• _Action item_:
Copy out all lines from the material that contain the string "complications".

• _Provided data_:
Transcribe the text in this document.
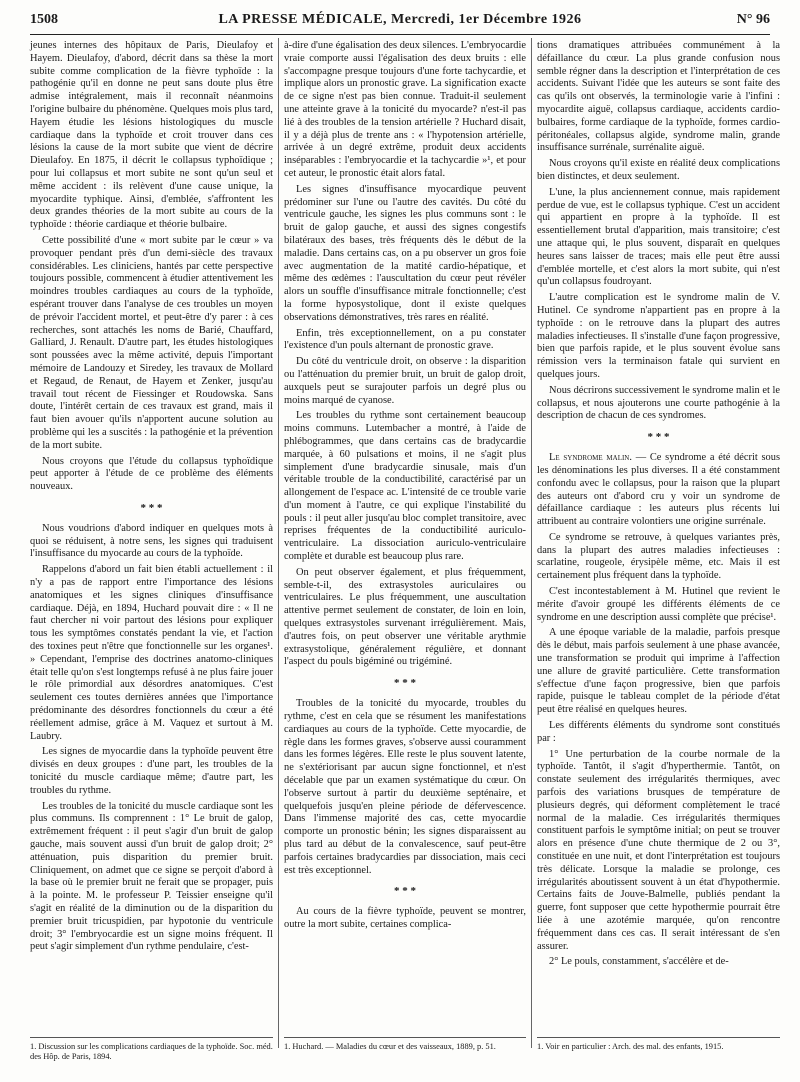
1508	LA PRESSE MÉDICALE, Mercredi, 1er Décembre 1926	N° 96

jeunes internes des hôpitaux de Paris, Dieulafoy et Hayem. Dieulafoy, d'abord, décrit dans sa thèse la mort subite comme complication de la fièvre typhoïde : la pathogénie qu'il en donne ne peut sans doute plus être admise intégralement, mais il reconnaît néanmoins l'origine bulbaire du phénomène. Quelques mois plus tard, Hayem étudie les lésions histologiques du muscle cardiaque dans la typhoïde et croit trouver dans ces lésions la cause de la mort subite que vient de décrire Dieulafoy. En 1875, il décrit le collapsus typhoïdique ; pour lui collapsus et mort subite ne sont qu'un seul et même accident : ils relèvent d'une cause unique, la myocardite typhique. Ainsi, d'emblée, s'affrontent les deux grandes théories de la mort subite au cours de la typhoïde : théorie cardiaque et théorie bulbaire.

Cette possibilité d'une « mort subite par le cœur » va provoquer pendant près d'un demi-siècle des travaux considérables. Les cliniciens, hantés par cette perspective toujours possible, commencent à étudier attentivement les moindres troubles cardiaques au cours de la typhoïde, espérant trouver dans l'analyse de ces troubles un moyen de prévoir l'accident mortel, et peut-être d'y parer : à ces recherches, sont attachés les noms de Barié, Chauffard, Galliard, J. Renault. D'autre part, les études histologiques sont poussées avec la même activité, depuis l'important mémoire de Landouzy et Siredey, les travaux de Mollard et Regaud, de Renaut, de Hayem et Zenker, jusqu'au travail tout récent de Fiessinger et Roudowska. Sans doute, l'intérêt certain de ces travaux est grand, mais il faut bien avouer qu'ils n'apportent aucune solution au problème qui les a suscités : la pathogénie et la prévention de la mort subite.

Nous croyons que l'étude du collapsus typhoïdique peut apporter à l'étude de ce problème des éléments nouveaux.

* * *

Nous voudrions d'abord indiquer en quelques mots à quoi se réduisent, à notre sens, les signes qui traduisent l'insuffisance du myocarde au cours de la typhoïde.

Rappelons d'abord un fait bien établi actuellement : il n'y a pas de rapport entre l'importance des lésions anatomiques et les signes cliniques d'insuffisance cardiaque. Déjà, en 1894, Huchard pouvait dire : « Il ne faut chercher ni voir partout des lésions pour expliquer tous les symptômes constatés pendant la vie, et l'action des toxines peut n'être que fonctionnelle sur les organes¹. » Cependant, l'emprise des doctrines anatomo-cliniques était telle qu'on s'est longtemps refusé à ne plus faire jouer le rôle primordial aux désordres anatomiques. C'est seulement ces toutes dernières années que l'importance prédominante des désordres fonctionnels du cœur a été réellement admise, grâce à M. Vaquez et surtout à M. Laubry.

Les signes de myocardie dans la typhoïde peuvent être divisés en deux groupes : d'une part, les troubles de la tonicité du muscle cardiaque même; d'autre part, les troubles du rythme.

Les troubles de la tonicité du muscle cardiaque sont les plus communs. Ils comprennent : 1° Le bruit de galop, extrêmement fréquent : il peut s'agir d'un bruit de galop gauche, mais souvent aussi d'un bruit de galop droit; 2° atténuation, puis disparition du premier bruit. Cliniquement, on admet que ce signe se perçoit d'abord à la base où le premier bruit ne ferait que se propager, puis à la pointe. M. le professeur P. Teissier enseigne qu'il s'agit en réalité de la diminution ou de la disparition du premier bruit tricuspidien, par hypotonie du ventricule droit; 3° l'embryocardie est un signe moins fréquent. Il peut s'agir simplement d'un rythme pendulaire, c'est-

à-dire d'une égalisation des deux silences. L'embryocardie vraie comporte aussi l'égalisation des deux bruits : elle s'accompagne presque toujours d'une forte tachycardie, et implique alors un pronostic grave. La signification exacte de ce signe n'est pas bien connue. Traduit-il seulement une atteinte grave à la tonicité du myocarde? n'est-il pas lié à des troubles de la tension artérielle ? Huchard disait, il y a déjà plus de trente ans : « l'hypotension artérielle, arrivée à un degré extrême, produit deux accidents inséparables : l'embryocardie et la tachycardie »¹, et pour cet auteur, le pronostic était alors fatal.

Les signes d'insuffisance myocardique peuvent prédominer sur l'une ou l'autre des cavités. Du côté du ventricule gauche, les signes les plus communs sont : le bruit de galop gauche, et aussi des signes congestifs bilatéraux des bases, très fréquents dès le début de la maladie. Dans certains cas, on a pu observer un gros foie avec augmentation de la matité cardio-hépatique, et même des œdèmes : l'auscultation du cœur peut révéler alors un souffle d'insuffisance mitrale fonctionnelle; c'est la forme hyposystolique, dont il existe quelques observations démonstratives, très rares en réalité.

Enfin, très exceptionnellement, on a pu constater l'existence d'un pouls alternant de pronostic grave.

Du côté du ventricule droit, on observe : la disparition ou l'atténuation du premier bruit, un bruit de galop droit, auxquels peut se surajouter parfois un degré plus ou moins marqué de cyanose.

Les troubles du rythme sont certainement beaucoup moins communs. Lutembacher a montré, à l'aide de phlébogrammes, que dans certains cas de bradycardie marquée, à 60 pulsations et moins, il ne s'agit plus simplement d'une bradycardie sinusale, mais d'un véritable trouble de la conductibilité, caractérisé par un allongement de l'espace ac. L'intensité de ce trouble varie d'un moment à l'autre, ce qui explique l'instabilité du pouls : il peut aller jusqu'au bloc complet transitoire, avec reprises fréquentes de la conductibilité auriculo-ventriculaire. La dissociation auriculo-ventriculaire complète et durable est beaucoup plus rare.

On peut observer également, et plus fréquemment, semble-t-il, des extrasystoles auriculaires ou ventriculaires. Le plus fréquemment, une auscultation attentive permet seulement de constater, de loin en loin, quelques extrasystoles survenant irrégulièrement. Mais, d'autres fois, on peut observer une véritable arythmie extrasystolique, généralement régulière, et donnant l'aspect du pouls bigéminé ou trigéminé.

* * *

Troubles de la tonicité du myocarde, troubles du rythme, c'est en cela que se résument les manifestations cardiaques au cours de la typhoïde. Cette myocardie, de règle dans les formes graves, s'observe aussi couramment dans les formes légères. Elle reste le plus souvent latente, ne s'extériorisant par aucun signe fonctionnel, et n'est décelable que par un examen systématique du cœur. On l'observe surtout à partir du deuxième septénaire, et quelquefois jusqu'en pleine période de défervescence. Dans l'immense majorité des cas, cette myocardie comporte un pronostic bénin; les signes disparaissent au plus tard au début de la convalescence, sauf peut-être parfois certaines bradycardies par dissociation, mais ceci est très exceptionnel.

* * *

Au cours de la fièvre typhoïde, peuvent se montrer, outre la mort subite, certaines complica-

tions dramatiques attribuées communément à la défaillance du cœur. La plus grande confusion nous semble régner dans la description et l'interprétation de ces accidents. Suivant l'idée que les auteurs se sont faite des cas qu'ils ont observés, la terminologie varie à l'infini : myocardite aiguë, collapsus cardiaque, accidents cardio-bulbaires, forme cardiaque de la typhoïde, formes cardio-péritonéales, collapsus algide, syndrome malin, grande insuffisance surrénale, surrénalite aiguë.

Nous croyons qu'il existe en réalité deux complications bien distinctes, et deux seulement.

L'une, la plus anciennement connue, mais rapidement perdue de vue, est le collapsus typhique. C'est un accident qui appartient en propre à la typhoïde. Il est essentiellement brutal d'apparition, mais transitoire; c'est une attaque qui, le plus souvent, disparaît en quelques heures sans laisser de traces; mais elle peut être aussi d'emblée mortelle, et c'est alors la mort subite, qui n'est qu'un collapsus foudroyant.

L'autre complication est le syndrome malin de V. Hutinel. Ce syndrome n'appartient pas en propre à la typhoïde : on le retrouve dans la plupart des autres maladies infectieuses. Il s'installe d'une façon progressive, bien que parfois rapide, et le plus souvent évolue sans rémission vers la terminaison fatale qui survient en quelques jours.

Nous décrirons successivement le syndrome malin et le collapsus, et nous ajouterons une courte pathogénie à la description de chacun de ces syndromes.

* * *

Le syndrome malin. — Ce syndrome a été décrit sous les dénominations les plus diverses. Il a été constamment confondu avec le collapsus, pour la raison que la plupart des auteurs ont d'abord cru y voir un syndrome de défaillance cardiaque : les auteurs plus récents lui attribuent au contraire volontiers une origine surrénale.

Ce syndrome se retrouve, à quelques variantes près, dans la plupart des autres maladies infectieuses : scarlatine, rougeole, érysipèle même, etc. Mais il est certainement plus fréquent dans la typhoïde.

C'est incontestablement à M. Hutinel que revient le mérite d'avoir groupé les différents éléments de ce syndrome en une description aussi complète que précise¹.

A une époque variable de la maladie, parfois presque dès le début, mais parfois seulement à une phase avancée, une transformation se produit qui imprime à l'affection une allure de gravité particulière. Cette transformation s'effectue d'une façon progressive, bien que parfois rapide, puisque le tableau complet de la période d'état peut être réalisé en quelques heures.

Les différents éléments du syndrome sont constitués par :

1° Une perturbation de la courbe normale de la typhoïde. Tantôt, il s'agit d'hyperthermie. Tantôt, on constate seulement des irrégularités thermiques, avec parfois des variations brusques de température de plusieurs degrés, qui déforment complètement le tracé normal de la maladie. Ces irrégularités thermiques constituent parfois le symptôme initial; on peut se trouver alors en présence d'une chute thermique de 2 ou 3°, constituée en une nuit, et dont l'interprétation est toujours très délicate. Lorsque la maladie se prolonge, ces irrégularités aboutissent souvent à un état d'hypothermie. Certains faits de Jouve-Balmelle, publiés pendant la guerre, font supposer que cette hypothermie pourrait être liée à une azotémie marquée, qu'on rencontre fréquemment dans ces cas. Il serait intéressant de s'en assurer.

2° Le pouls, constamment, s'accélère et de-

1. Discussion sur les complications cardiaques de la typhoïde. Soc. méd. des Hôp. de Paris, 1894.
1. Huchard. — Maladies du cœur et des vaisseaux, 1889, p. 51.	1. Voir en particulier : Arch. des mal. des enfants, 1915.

• _Your response_:
Nous croyons qu'il existe en réalité deux complications bien distinctes, et deux seulement.
1. Discussion sur les complications cardiaques de la typhoïde. Soc. méd. des Hôp. de Paris, 1894.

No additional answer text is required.